(Dataset items)
· · ·
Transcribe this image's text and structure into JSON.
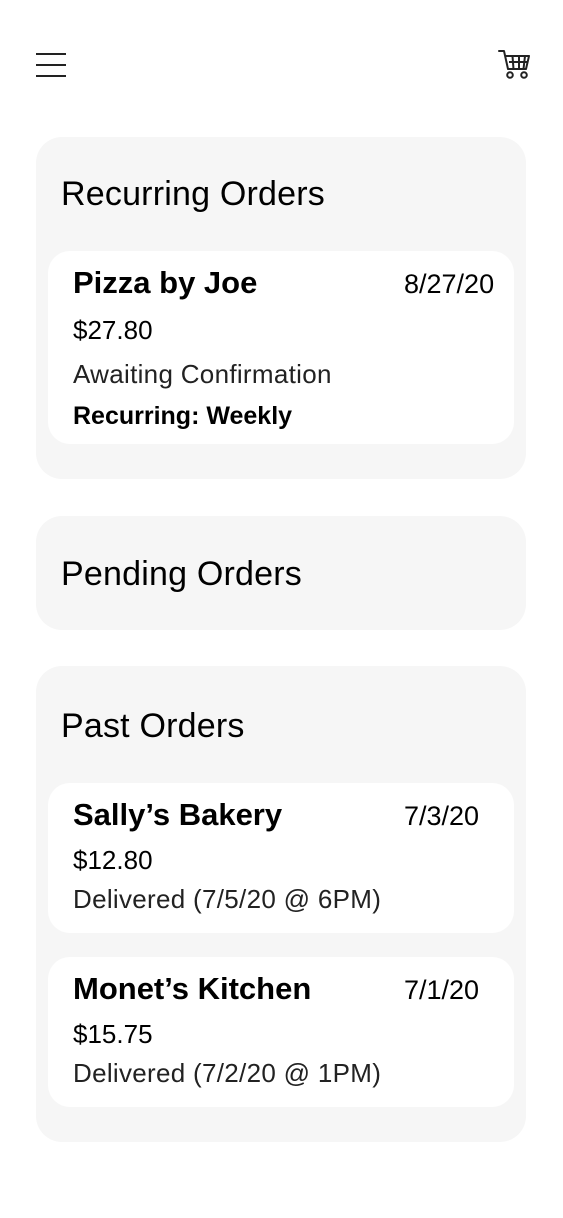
{
  "header": {
    "menu_icon": "hamburger-menu-icon",
    "cart_icon": "shopping-cart-icon"
  },
  "recurring": {
    "title": "Recurring Orders",
    "orders": [
      {
        "name": "Pizza by Joe",
        "date": "8/27/20",
        "price": "$27.80",
        "status": "Awaiting Confirmation",
        "recurrence": "Recurring: Weekly"
      }
    ]
  },
  "pending": {
    "title": "Pending Orders"
  },
  "past": {
    "title": "Past Orders",
    "orders": [
      {
        "name": "Sally’s Bakery",
        "date": "7/3/20",
        "price": "$12.80",
        "status": "Delivered (7/5/20 @ 6PM)"
      },
      {
        "name": "Monet’s Kitchen",
        "date": "7/1/20",
        "price": "$15.75",
        "status": "Delivered (7/2/20 @ 1PM)"
      }
    ]
  }
}
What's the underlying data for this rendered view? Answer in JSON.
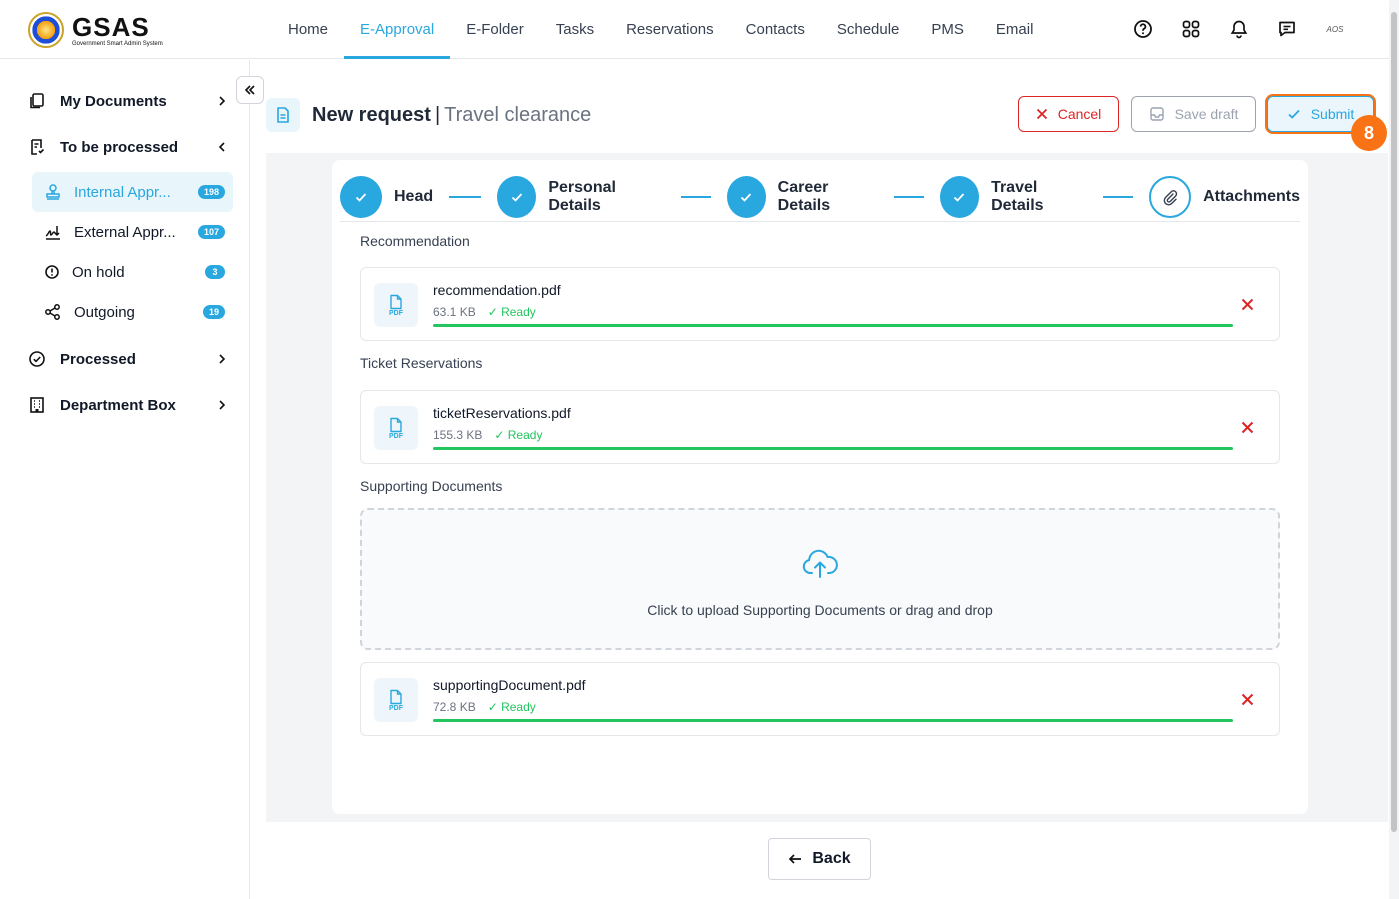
{
  "app": {
    "logo_text": "GSAS",
    "logo_subtitle": "Government Smart Admin System"
  },
  "nav": {
    "items": [
      "Home",
      "E-Approval",
      "E-Folder",
      "Tasks",
      "Reservations",
      "Contacts",
      "Schedule",
      "PMS",
      "Email"
    ],
    "active": "E-Approval"
  },
  "header_icons": [
    "help-icon",
    "apps-grid-icon",
    "bell-icon",
    "chat-icon",
    "user-avatar"
  ],
  "avatar_initials": "AOS",
  "sidebar": {
    "sections": [
      {
        "label": "My Documents",
        "icon": "documents-icon",
        "chevron": "right"
      },
      {
        "label": "To be processed",
        "icon": "to-process-icon",
        "chevron": "left"
      },
      {
        "label": "Processed",
        "icon": "check-circle-icon",
        "chevron": "right"
      },
      {
        "label": "Department Box",
        "icon": "building-icon",
        "chevron": "right"
      }
    ],
    "subitems": [
      {
        "label": "Internal Appr...",
        "badge": "198",
        "icon": "stamp-icon",
        "active": true
      },
      {
        "label": "External Appr...",
        "badge": "107",
        "icon": "signature-icon",
        "active": false
      },
      {
        "label": "On hold",
        "badge": "3",
        "icon": "alert-circle-icon",
        "active": false
      },
      {
        "label": "Outgoing",
        "badge": "19",
        "icon": "share-icon",
        "active": false
      }
    ]
  },
  "page": {
    "title": "New request",
    "separator": "|",
    "subtitle": "Travel clearance"
  },
  "actions": {
    "cancel": "Cancel",
    "save_draft": "Save draft",
    "submit": "Submit",
    "step_marker": "8"
  },
  "stepper": {
    "steps": [
      "Head",
      "Personal Details",
      "Career Details",
      "Travel Details",
      "Attachments"
    ],
    "current": "Attachments"
  },
  "attachments": {
    "recommendation": {
      "title": "Recommendation",
      "file": {
        "name": "recommendation.pdf",
        "size": "63.1 KB",
        "status": "✓ Ready",
        "progress": 1.0
      }
    },
    "tickets": {
      "title": "Ticket Reservations",
      "file": {
        "name": "ticketReservations.pdf",
        "size": "155.3 KB",
        "status": "✓ Ready",
        "progress": 1.0
      }
    },
    "supporting": {
      "title": "Supporting Documents",
      "dropzone": "Click to upload Supporting Documents or drag and drop",
      "file": {
        "name": "supportingDocument.pdf",
        "size": "72.8 KB",
        "status": "✓ Ready",
        "progress": 1.0
      }
    },
    "file_type_label": "PDF"
  },
  "footer": {
    "back": "Back"
  },
  "colors": {
    "accent": "#29a7df",
    "danger": "#dc2626",
    "success": "#22c55e",
    "highlight": "#f97316"
  }
}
· · ·
What to produce ▸
Gather up the lines containing the word "Travel" from these records and copy them.

Result ▸
    "subtitle": "Travel clearance"
      "Travel Details",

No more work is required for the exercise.